> _Source records_
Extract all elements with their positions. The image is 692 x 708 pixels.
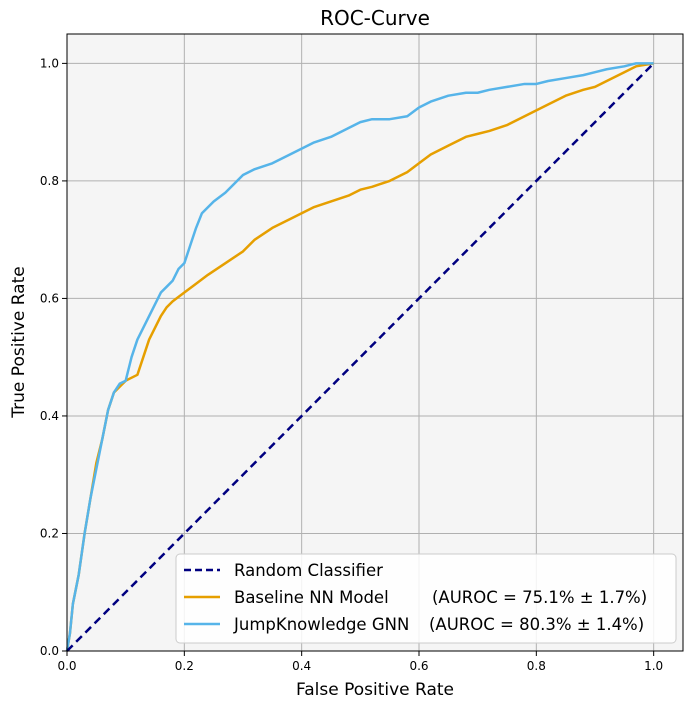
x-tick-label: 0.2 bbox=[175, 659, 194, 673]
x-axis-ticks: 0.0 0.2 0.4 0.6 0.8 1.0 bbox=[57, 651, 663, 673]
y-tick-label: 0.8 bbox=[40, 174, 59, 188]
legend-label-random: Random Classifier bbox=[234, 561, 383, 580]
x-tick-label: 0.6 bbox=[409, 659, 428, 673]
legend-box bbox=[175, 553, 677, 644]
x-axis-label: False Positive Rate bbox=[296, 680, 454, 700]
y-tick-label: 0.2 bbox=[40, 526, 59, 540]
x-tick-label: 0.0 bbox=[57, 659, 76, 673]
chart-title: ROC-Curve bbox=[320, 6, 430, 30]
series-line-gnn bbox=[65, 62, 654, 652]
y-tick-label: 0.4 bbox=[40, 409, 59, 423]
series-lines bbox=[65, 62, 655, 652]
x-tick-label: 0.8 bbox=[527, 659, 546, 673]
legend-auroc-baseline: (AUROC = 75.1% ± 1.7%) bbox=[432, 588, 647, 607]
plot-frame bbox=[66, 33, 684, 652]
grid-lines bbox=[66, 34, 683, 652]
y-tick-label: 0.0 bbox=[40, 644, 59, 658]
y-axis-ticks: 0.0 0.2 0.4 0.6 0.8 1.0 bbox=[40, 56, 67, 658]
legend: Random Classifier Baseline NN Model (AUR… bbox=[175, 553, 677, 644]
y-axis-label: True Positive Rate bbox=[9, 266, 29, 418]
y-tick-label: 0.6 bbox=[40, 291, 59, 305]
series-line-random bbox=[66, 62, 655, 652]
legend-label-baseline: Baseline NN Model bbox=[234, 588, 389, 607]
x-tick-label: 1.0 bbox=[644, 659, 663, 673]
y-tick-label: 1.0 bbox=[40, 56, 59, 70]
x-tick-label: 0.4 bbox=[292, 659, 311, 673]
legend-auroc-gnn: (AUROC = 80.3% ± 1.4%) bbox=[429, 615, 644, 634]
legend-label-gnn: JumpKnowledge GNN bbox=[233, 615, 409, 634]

> _Directions for this task_
Write out the records above again with "Random Classifier" swapped for "Chance Level" everywhere and nothing else changed, leaving out the pictures.

> _Correct output_
Extract all elements with their positions. The image is 692 x 708 pixels.
x-tick-label: 0.2 bbox=[175, 659, 194, 673]
x-axis-ticks: 0.0 0.2 0.4 0.6 0.8 1.0 bbox=[57, 651, 663, 673]
y-tick-label: 0.8 bbox=[40, 174, 59, 188]
legend-label-random: Chance Level bbox=[234, 561, 383, 580]
x-tick-label: 0.6 bbox=[409, 659, 428, 673]
legend-box bbox=[175, 553, 677, 644]
x-axis-label: False Positive Rate bbox=[296, 680, 454, 700]
y-tick-label: 0.2 bbox=[40, 526, 59, 540]
x-tick-label: 0.0 bbox=[57, 659, 76, 673]
chart-title: ROC-Curve bbox=[320, 6, 430, 30]
series-line-gnn bbox=[65, 62, 654, 652]
y-tick-label: 0.4 bbox=[40, 409, 59, 423]
series-lines bbox=[65, 62, 655, 652]
x-tick-label: 0.8 bbox=[527, 659, 546, 673]
legend-auroc-baseline: (AUROC = 75.1% ± 1.7%) bbox=[432, 588, 647, 607]
plot-frame bbox=[66, 33, 684, 652]
grid-lines bbox=[66, 34, 683, 652]
y-tick-label: 0.0 bbox=[40, 644, 59, 658]
y-axis-ticks: 0.0 0.2 0.4 0.6 0.8 1.0 bbox=[40, 56, 67, 658]
legend: Chance Level Baseline NN Model (AUR… bbox=[175, 553, 677, 644]
y-axis-label: True Positive Rate bbox=[9, 266, 29, 418]
y-tick-label: 0.6 bbox=[40, 291, 59, 305]
series-line-random bbox=[66, 62, 655, 652]
legend-label-baseline: Baseline NN Model bbox=[234, 588, 389, 607]
x-tick-label: 1.0 bbox=[644, 659, 663, 673]
y-tick-label: 1.0 bbox=[40, 56, 59, 70]
x-tick-label: 0.4 bbox=[292, 659, 311, 673]
legend-auroc-gnn: (AUROC = 80.3% ± 1.4%) bbox=[429, 615, 644, 634]
legend-label-gnn: JumpKnowledge GNN bbox=[233, 615, 409, 634]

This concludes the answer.